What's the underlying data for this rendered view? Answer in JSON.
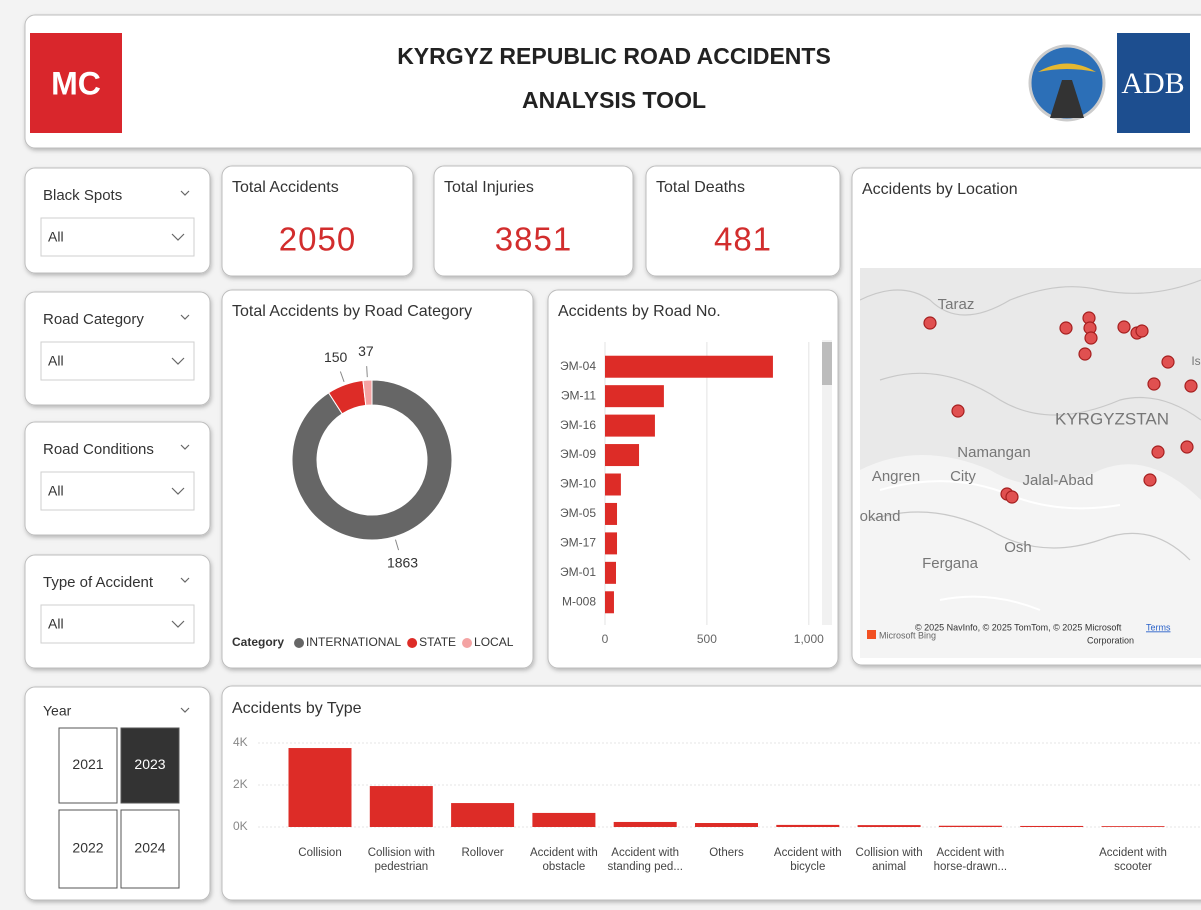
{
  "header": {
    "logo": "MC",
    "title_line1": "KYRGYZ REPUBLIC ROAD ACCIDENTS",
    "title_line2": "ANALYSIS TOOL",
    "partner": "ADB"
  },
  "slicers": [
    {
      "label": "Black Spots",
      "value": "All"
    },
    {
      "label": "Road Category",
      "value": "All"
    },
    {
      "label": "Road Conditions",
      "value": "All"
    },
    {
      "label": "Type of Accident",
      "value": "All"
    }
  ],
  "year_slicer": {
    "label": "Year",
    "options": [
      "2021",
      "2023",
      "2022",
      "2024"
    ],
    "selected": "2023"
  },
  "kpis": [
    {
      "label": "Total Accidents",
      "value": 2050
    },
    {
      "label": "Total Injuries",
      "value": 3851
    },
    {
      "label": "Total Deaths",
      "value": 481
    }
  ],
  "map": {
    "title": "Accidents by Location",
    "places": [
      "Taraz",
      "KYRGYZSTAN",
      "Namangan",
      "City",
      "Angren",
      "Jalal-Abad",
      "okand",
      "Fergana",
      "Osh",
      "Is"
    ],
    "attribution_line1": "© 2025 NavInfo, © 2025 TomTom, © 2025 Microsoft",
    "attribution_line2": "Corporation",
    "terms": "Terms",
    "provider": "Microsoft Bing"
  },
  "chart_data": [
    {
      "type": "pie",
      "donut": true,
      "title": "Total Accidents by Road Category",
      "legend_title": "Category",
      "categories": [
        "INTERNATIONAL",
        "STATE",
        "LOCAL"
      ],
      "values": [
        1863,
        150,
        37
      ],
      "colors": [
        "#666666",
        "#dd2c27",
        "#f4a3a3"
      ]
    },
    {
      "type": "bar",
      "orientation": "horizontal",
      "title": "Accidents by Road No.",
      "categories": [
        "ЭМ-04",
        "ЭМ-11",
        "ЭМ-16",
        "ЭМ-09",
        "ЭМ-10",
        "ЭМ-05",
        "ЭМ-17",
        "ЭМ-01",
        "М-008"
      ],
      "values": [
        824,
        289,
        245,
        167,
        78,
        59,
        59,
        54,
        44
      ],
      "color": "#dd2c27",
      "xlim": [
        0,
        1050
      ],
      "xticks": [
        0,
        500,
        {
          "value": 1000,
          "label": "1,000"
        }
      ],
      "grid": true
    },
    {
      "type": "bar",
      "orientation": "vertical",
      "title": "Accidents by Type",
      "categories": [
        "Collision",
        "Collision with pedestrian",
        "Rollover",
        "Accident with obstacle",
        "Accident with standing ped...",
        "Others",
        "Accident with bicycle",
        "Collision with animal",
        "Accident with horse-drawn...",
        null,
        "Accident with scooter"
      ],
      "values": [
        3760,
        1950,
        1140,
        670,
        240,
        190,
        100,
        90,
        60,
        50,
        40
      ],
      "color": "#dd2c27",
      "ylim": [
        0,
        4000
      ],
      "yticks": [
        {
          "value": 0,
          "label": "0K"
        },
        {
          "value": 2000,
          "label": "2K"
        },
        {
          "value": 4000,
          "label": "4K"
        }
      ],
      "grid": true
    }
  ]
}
_ _ _ _ _
## STATED PROBLEM
Copy out each record shown above without alteration, skipping any picture.

## ANSWER TO THIS EXERCISE
What's the underlying data for this rendered view? Answer in JSON.
{
  "header": {
    "logo": "MC",
    "title_line1": "KYRGYZ REPUBLIC ROAD ACCIDENTS",
    "title_line2": "ANALYSIS TOOL",
    "partner": "ADB"
  },
  "slicers": [
    {
      "label": "Black Spots",
      "value": "All"
    },
    {
      "label": "Road Category",
      "value": "All"
    },
    {
      "label": "Road Conditions",
      "value": "All"
    },
    {
      "label": "Type of Accident",
      "value": "All"
    }
  ],
  "year_slicer": {
    "label": "Year",
    "options": [
      "2021",
      "2023",
      "2022",
      "2024"
    ],
    "selected": "2023"
  },
  "kpis": [
    {
      "label": "Total Accidents",
      "value": 2050
    },
    {
      "label": "Total Injuries",
      "value": 3851
    },
    {
      "label": "Total Deaths",
      "value": 481
    }
  ],
  "map": {
    "title": "Accidents by Location",
    "places": [
      "Taraz",
      "KYRGYZSTAN",
      "Namangan",
      "City",
      "Angren",
      "Jalal-Abad",
      "okand",
      "Fergana",
      "Osh",
      "Is"
    ],
    "attribution_line1": "© 2025 NavInfo, © 2025 TomTom, © 2025 Microsoft",
    "attribution_line2": "Corporation",
    "terms": "Terms",
    "provider": "Microsoft Bing"
  },
  "chart_data": [
    {
      "type": "pie",
      "donut": true,
      "title": "Total Accidents by Road Category",
      "legend_title": "Category",
      "categories": [
        "INTERNATIONAL",
        "STATE",
        "LOCAL"
      ],
      "values": [
        1863,
        150,
        37
      ],
      "colors": [
        "#666666",
        "#dd2c27",
        "#f4a3a3"
      ]
    },
    {
      "type": "bar",
      "orientation": "horizontal",
      "title": "Accidents by Road No.",
      "categories": [
        "ЭМ-04",
        "ЭМ-11",
        "ЭМ-16",
        "ЭМ-09",
        "ЭМ-10",
        "ЭМ-05",
        "ЭМ-17",
        "ЭМ-01",
        "М-008"
      ],
      "values": [
        824,
        289,
        245,
        167,
        78,
        59,
        59,
        54,
        44
      ],
      "color": "#dd2c27",
      "xlim": [
        0,
        1050
      ],
      "xticks": [
        0,
        500,
        {
          "value": 1000,
          "label": "1,000"
        }
      ],
      "grid": true
    },
    {
      "type": "bar",
      "orientation": "vertical",
      "title": "Accidents by Type",
      "categories": [
        "Collision",
        "Collision with pedestrian",
        "Rollover",
        "Accident with obstacle",
        "Accident with standing ped...",
        "Others",
        "Accident with bicycle",
        "Collision with animal",
        "Accident with horse-drawn...",
        null,
        "Accident with scooter"
      ],
      "values": [
        3760,
        1950,
        1140,
        670,
        240,
        190,
        100,
        90,
        60,
        50,
        40
      ],
      "color": "#dd2c27",
      "ylim": [
        0,
        4000
      ],
      "yticks": [
        {
          "value": 0,
          "label": "0K"
        },
        {
          "value": 2000,
          "label": "2K"
        },
        {
          "value": 4000,
          "label": "4K"
        }
      ],
      "grid": true
    }
  ]
}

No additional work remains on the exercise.